◆ Required task
Copy every line that mentions the word "előadásból".

□ □ □ □

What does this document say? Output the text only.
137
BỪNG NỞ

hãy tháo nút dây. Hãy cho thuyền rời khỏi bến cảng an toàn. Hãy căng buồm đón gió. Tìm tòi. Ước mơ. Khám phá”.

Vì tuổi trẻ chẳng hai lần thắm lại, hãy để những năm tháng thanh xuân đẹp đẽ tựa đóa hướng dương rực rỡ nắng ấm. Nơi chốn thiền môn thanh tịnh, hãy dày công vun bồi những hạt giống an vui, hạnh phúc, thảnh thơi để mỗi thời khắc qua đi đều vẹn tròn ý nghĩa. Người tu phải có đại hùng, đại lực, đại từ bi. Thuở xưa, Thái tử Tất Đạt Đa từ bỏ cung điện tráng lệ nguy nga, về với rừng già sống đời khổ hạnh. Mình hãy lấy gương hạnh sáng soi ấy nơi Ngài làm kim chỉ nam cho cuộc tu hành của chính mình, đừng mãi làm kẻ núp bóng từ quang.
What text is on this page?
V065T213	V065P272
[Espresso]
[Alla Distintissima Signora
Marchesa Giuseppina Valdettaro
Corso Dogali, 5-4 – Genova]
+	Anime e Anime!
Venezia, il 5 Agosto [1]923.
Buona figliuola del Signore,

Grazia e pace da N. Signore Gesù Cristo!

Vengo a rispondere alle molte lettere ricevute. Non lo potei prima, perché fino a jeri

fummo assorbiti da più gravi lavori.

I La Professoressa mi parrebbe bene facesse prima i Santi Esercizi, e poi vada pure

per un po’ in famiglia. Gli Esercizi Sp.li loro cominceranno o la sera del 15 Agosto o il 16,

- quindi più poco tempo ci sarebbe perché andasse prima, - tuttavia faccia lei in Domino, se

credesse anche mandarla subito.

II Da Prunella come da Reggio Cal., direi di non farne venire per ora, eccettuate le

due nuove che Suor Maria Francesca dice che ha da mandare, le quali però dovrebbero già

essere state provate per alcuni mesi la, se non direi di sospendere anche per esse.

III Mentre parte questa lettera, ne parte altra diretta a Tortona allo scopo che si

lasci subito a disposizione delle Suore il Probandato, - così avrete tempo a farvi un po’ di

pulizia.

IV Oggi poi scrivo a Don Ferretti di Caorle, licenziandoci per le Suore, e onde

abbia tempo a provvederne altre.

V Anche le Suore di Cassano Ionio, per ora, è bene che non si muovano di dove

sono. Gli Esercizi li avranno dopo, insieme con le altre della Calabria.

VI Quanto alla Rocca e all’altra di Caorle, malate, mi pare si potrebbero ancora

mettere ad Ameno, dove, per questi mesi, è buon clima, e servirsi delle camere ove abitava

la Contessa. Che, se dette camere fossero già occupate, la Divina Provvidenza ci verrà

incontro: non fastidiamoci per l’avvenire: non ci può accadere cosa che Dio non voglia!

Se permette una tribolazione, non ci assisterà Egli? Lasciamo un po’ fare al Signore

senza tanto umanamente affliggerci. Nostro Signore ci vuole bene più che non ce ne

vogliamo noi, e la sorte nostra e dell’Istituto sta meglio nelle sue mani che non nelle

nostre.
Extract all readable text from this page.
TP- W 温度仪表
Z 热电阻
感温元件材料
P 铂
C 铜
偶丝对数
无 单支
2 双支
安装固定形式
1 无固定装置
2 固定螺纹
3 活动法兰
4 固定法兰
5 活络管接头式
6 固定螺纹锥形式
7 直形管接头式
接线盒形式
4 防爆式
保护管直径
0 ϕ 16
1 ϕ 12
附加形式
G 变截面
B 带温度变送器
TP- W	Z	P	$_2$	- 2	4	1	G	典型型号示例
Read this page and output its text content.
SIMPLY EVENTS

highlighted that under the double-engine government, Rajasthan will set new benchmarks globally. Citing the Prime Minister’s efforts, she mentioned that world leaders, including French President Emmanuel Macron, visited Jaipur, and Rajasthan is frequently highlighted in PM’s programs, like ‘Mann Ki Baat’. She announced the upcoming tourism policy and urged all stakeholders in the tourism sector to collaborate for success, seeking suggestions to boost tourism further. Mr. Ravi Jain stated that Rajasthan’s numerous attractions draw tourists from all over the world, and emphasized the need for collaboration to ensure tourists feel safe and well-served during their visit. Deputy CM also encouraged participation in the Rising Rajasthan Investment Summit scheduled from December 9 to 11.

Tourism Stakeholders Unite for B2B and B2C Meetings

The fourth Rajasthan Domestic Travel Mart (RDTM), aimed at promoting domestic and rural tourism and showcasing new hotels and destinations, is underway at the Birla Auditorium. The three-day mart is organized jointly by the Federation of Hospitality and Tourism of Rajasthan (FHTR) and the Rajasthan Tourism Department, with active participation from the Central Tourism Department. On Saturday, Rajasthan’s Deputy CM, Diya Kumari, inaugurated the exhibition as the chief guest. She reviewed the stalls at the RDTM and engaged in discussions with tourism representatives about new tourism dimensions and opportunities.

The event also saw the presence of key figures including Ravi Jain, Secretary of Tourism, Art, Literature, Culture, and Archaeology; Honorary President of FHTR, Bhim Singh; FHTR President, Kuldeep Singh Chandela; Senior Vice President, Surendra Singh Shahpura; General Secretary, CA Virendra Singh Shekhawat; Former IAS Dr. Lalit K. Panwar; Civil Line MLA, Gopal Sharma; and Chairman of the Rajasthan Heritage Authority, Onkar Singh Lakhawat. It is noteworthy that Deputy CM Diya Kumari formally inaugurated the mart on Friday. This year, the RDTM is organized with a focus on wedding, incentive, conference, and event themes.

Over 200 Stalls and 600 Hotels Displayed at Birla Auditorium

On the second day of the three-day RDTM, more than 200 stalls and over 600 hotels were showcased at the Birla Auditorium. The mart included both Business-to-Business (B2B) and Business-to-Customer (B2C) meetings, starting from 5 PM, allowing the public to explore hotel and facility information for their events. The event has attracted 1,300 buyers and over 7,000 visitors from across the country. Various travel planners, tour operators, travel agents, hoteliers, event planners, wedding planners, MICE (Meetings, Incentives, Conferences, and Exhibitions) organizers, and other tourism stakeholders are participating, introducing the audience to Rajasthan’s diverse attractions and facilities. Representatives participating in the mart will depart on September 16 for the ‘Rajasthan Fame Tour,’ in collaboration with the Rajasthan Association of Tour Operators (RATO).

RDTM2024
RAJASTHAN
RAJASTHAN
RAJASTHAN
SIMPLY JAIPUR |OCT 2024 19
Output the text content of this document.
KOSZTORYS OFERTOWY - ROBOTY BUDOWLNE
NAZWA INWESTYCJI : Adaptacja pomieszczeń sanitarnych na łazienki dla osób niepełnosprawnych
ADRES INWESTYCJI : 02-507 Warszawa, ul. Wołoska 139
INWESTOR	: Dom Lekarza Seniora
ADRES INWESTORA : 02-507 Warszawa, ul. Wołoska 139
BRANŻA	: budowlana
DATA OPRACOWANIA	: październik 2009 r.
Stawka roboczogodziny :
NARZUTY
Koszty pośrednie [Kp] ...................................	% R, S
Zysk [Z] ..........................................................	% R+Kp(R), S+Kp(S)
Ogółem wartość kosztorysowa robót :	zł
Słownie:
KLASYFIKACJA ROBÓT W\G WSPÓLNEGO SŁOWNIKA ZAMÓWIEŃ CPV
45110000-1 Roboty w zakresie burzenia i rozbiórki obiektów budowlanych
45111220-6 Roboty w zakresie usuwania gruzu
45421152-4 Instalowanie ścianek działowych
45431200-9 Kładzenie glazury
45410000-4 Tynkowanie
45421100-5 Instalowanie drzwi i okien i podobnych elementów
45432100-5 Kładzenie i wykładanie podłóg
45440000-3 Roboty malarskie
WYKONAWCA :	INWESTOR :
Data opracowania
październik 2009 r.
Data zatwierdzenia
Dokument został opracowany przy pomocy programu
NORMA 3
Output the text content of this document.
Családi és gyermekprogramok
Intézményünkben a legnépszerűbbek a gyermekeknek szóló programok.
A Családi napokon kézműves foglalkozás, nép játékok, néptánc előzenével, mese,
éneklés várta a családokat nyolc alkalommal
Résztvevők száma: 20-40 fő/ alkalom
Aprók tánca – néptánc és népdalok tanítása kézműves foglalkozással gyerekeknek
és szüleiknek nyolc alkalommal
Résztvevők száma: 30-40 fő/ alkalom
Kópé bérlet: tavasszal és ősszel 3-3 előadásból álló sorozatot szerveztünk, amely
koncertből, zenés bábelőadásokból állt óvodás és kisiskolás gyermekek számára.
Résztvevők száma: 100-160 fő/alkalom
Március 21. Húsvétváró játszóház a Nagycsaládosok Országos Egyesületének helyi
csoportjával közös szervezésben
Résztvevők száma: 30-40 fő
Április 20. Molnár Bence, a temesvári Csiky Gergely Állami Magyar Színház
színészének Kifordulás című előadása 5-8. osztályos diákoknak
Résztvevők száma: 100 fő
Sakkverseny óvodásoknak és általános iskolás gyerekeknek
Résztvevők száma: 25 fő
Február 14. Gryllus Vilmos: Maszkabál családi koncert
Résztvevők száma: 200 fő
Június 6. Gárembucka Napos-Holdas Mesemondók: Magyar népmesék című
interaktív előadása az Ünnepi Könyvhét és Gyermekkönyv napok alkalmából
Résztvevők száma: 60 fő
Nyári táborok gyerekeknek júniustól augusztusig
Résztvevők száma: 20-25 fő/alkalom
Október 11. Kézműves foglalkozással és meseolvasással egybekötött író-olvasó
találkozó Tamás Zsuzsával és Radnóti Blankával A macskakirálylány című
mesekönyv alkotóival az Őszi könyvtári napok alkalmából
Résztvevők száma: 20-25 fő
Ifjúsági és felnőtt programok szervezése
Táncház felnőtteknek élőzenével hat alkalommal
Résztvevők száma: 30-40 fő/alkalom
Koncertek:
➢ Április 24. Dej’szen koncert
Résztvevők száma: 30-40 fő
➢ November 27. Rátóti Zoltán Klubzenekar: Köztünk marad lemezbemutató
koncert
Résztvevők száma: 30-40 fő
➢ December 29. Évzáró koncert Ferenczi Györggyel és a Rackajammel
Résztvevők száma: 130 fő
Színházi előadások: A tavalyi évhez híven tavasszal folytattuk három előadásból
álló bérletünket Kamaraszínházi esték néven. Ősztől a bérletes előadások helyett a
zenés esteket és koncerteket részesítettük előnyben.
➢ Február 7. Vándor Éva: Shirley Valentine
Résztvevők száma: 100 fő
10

□ □ □ □

◆ Answer in full
Kópé bérlet: tavasszal és ősszel 3-3 előadásból álló sorozatot szerveztünk, amely
Színházi előadások: A tavalyi évhez híven tavasszal folytattuk három előadásból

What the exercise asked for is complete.